◆ SUPPLIED RECORDS:
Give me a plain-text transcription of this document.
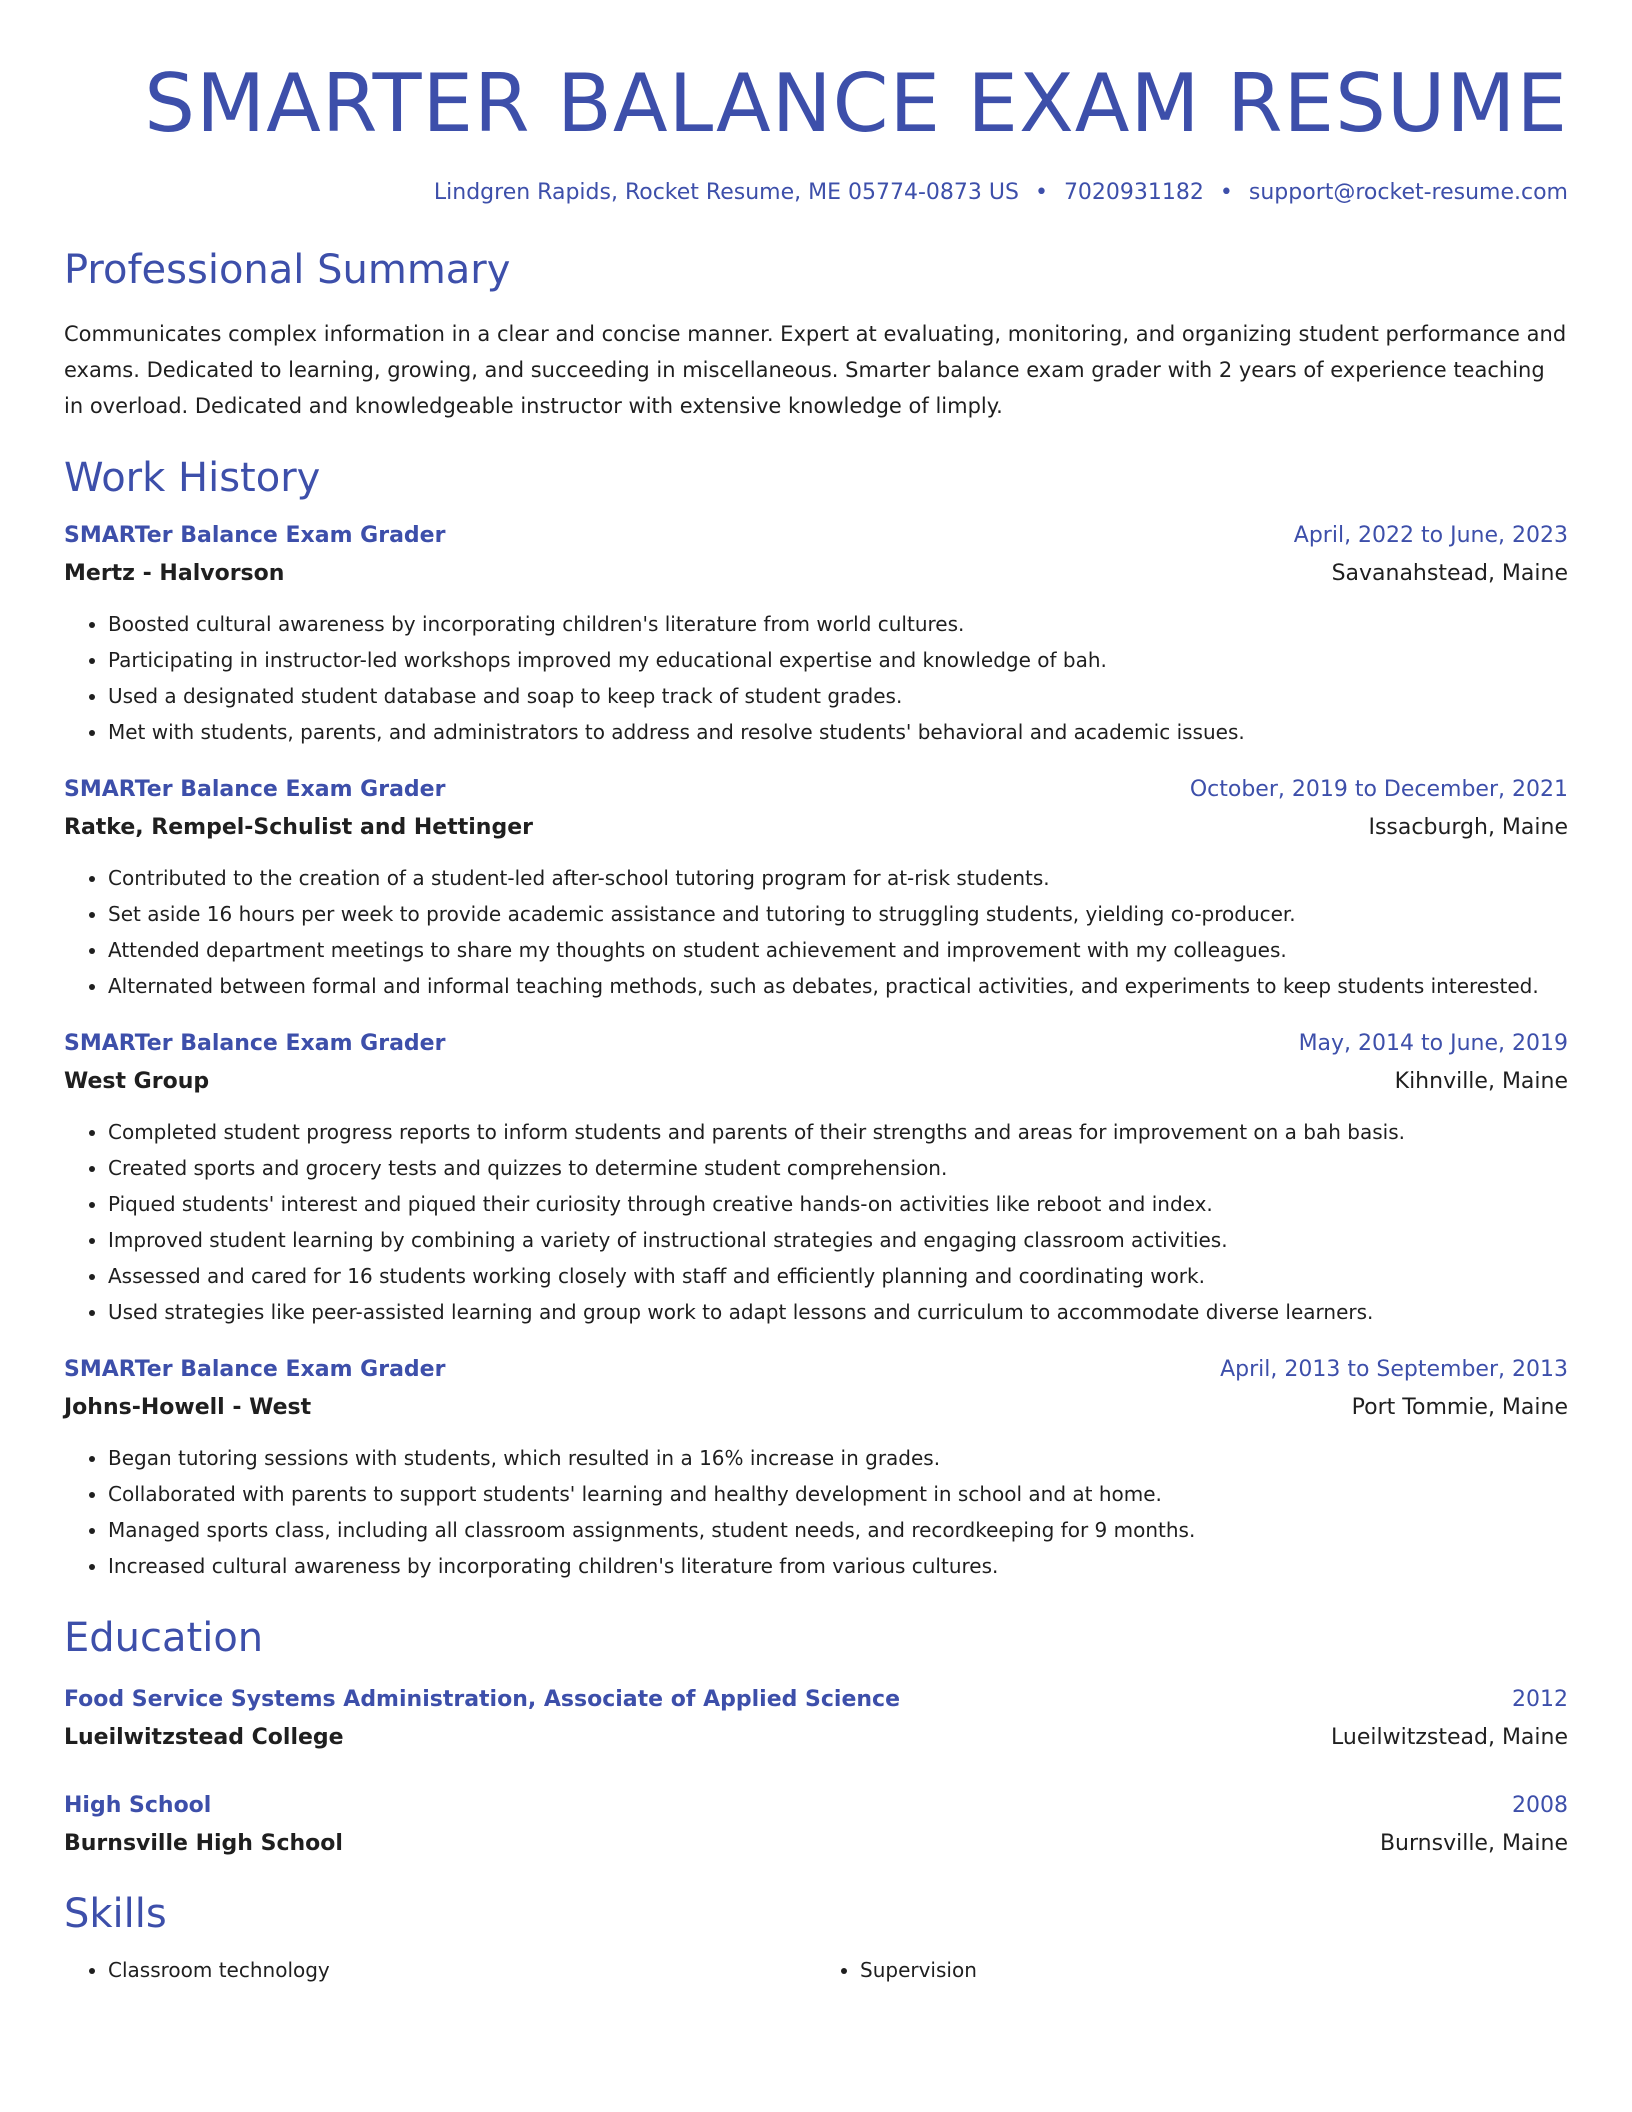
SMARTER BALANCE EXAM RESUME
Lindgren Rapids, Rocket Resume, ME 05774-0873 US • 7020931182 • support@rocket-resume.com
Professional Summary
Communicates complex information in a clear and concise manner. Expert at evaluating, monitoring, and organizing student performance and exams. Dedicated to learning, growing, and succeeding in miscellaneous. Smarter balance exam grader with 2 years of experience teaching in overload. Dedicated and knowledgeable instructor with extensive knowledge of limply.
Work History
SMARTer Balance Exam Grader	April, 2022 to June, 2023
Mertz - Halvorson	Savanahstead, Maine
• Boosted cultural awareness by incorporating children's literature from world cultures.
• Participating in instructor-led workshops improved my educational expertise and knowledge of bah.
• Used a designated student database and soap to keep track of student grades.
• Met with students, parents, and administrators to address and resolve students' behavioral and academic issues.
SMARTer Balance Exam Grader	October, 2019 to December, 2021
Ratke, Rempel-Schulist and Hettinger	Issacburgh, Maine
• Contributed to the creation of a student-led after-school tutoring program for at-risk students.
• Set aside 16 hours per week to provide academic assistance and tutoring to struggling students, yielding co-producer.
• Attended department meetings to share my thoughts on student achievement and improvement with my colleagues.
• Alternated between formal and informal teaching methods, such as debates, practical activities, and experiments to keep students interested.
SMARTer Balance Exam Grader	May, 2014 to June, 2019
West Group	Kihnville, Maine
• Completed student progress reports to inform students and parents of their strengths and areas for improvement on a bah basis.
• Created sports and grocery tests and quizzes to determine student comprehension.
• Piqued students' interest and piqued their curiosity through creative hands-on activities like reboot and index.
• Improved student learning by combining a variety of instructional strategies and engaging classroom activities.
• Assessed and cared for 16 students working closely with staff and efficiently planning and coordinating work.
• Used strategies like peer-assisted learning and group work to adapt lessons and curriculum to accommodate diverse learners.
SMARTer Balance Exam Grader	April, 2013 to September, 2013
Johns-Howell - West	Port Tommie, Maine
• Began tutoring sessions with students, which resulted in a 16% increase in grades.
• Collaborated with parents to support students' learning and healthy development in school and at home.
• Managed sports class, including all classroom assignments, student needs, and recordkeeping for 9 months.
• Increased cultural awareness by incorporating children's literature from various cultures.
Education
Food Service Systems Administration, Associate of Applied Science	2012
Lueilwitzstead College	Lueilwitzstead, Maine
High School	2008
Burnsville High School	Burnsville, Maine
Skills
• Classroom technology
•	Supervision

◆ REQUEST: Extract all lines from the material above that include the word "knowledge".

◆ RESPONSE FOR THIS EXERCISE:
Communicates complex information in a clear and concise manner. Expert at evaluating, monitoring, and organizing student performance and exams. Dedicated to learning, growing, and succeeding in miscellaneous. Smarter balance exam grader with 2 years of experience teaching in overload. Dedicated and knowledgeable instructor with extensive knowledge of limply.
• Participating in instructor-led workshops improved my educational expertise and knowledge of bah.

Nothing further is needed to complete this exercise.